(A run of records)
↓

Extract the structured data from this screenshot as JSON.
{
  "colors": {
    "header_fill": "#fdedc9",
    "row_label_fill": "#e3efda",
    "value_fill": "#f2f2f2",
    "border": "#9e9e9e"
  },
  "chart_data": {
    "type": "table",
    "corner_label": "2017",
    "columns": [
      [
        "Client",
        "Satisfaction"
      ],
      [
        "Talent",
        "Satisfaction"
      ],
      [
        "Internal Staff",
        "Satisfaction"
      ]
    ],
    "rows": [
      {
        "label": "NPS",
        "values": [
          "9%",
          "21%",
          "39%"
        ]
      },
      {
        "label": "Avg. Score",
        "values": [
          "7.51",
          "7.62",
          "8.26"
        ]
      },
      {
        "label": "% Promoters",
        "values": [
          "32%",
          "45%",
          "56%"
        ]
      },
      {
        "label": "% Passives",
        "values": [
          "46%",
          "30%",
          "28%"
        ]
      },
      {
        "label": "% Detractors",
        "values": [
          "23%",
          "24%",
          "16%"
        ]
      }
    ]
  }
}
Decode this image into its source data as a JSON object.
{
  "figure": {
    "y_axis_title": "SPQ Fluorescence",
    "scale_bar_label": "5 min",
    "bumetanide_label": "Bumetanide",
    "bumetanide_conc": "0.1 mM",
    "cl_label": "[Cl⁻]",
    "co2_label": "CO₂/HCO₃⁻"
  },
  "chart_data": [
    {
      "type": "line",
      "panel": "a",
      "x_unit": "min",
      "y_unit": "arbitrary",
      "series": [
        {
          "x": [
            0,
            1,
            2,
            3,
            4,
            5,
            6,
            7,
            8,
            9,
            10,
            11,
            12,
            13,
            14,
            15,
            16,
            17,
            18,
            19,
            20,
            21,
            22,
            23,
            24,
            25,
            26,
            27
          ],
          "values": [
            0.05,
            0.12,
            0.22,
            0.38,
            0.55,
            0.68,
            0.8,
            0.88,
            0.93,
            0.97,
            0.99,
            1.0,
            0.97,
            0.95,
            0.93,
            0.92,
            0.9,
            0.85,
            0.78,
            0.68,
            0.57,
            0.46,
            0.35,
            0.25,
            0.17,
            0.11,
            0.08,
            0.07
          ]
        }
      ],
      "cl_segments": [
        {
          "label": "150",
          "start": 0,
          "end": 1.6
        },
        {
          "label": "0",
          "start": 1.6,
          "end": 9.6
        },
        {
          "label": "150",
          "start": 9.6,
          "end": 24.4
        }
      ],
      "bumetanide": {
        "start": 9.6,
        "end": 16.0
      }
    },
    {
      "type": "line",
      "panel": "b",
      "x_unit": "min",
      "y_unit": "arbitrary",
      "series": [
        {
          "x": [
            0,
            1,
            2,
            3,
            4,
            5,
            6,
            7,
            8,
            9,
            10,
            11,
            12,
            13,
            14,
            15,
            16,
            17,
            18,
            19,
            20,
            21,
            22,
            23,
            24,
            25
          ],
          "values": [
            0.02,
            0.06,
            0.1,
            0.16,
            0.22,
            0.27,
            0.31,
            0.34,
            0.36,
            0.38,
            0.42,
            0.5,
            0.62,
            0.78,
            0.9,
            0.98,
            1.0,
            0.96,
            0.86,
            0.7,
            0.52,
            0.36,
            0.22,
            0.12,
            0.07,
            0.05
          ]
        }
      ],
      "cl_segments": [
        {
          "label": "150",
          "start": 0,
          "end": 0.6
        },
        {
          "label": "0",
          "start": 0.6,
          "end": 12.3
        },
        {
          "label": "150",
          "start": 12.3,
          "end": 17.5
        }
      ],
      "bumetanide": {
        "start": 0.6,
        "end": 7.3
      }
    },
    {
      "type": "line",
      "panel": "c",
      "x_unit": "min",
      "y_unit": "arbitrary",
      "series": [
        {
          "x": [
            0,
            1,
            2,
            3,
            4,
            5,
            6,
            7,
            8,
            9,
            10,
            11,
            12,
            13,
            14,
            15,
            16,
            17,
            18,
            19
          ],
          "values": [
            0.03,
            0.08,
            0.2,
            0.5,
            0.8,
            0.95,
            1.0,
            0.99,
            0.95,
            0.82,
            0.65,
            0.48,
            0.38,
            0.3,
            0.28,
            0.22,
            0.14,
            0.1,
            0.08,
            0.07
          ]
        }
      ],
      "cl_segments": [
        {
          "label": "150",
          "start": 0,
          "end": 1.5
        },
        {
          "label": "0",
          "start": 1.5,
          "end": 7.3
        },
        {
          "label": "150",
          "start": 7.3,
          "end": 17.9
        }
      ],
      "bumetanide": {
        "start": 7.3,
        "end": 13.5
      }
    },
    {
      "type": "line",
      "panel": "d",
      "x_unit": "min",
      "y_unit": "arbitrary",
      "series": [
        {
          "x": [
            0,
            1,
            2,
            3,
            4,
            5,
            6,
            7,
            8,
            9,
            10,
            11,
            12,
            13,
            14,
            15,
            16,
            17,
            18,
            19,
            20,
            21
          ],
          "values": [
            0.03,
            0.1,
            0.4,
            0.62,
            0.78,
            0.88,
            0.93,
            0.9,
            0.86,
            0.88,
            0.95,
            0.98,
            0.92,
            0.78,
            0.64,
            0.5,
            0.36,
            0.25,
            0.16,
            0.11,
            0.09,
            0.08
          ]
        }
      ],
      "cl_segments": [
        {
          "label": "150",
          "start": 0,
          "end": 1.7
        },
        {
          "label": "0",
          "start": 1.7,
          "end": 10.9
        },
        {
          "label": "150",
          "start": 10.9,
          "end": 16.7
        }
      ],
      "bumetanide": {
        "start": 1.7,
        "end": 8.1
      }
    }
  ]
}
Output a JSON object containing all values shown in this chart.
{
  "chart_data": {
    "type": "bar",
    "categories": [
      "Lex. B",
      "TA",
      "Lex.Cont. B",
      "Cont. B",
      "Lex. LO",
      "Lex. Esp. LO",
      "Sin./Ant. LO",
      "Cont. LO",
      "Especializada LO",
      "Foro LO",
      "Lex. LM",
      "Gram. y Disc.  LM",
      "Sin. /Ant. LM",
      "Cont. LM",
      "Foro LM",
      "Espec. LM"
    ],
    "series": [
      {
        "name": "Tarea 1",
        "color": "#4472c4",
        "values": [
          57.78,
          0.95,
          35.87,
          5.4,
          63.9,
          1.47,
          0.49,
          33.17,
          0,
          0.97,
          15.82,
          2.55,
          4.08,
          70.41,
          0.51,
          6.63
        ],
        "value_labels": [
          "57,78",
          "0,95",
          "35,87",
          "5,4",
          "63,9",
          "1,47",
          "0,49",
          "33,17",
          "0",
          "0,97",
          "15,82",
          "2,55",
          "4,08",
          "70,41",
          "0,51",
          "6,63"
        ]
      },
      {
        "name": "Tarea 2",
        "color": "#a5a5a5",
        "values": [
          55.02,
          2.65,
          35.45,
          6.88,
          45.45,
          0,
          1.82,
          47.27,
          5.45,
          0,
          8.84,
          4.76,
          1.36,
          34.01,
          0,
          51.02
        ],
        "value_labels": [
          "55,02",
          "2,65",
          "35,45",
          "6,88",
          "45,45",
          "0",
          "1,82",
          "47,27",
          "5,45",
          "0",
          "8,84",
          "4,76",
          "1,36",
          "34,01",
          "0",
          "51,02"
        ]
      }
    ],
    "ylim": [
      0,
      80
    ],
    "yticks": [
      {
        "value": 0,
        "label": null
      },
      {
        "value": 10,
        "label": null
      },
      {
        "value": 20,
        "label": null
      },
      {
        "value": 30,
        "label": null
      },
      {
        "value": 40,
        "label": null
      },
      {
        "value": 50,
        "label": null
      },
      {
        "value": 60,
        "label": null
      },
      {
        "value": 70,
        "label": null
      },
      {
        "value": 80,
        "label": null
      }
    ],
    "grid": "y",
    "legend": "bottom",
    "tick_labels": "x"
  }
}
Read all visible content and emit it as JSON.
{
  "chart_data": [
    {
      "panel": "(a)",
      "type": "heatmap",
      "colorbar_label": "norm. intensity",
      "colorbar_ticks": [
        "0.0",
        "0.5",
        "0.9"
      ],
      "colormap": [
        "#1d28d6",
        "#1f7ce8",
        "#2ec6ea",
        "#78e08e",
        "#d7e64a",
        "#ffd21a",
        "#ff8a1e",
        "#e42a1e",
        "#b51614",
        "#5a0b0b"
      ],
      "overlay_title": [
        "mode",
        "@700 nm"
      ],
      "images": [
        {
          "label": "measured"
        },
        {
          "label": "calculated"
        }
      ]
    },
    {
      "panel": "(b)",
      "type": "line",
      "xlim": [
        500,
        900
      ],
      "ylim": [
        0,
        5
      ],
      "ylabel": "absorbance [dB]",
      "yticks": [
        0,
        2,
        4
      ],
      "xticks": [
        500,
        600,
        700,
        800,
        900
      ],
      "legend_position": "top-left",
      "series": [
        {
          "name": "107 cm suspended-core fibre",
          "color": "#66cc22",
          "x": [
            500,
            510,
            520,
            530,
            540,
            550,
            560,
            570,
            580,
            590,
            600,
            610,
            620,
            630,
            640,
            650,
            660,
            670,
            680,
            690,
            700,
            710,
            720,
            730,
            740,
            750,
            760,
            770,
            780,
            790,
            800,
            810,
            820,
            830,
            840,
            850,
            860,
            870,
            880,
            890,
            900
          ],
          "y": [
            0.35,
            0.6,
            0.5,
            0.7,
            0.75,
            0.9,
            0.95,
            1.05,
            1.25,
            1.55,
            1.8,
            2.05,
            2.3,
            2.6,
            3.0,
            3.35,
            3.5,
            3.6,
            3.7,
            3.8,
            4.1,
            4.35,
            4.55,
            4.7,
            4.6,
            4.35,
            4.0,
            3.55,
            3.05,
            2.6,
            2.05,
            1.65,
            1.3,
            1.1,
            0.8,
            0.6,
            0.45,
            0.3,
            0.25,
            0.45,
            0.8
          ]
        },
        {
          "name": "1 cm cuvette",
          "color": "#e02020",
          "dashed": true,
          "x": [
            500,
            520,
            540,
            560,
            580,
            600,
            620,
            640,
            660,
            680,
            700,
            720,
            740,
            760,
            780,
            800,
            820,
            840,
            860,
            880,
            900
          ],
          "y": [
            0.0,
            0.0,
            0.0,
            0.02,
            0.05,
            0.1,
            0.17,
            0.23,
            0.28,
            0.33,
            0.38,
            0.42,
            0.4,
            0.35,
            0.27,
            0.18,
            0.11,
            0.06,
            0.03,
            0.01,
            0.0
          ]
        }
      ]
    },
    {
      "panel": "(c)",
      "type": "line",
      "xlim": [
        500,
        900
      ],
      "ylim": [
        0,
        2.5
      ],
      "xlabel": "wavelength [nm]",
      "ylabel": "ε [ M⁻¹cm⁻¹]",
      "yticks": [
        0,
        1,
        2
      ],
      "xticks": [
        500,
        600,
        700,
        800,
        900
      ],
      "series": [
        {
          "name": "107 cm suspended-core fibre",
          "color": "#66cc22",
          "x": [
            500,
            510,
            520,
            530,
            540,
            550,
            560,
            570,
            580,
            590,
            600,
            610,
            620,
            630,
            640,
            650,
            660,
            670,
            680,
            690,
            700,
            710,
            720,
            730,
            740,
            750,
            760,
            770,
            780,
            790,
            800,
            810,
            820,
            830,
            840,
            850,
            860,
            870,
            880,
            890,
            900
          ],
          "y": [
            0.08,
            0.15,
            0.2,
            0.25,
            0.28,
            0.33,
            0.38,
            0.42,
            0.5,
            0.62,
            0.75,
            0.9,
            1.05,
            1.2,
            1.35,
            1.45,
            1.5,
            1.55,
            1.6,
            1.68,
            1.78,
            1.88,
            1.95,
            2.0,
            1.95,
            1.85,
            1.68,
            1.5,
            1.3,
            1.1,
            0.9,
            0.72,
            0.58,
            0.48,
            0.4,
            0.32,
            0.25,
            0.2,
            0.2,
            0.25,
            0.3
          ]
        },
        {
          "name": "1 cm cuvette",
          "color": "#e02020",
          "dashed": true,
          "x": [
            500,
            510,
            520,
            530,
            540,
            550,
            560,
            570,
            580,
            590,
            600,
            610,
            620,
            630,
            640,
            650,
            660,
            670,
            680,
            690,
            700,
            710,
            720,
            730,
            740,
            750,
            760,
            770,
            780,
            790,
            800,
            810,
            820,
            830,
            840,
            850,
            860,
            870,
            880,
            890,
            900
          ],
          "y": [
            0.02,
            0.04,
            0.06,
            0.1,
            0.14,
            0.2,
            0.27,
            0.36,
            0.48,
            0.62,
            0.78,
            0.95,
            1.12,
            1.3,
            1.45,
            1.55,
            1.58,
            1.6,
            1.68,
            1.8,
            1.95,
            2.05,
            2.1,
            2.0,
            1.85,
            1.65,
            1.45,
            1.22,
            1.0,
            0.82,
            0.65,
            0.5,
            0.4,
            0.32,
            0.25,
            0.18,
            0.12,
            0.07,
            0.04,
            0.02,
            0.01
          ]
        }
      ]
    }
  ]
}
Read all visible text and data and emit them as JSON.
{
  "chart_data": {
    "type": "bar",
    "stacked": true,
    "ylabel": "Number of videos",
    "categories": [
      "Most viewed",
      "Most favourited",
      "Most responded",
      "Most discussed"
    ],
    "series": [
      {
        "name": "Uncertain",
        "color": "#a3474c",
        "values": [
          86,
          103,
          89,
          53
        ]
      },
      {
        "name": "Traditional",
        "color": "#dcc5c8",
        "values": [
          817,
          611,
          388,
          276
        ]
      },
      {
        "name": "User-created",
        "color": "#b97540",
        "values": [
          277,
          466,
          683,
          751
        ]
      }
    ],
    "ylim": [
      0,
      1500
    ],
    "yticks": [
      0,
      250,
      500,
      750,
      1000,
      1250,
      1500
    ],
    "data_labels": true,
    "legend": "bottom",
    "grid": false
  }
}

↑

### TASK INSTRUCTIONS
Each line from the one containing "Read all visible text" to the final line of the entries above must be returned exactly, and no other line may appear.

### WRITTEN REPLY
Read all visible text and data and emit them as JSON.
{
  "chart_data": {
    "type": "bar",
    "stacked": true,
    "ylabel": "Number of videos",
    "categories": [
      "Most viewed",
      "Most favourited",
      "Most responded",
      "Most discussed"
    ],
    "series": [
      {
        "name": "Uncertain",
        "color": "#a3474c",
        "values": [
          86,
          103,
          89,
          53
        ]
      },
      {
        "name": "Traditional",
        "color": "#dcc5c8",
        "values": [
          817,
          611,
          388,
          276
        ]
      },
      {
        "name": "User-created",
        "color": "#b97540",
        "values": [
          277,
          466,
          683,
          751
        ]
      }
    ],
    "ylim": [
      0,
      1500
    ],
    "yticks": [
      0,
      250,
      500,
      750,
      1000,
      1250,
      1500
    ],
    "data_labels": true,
    "legend": "bottom",
    "grid": false
  }
}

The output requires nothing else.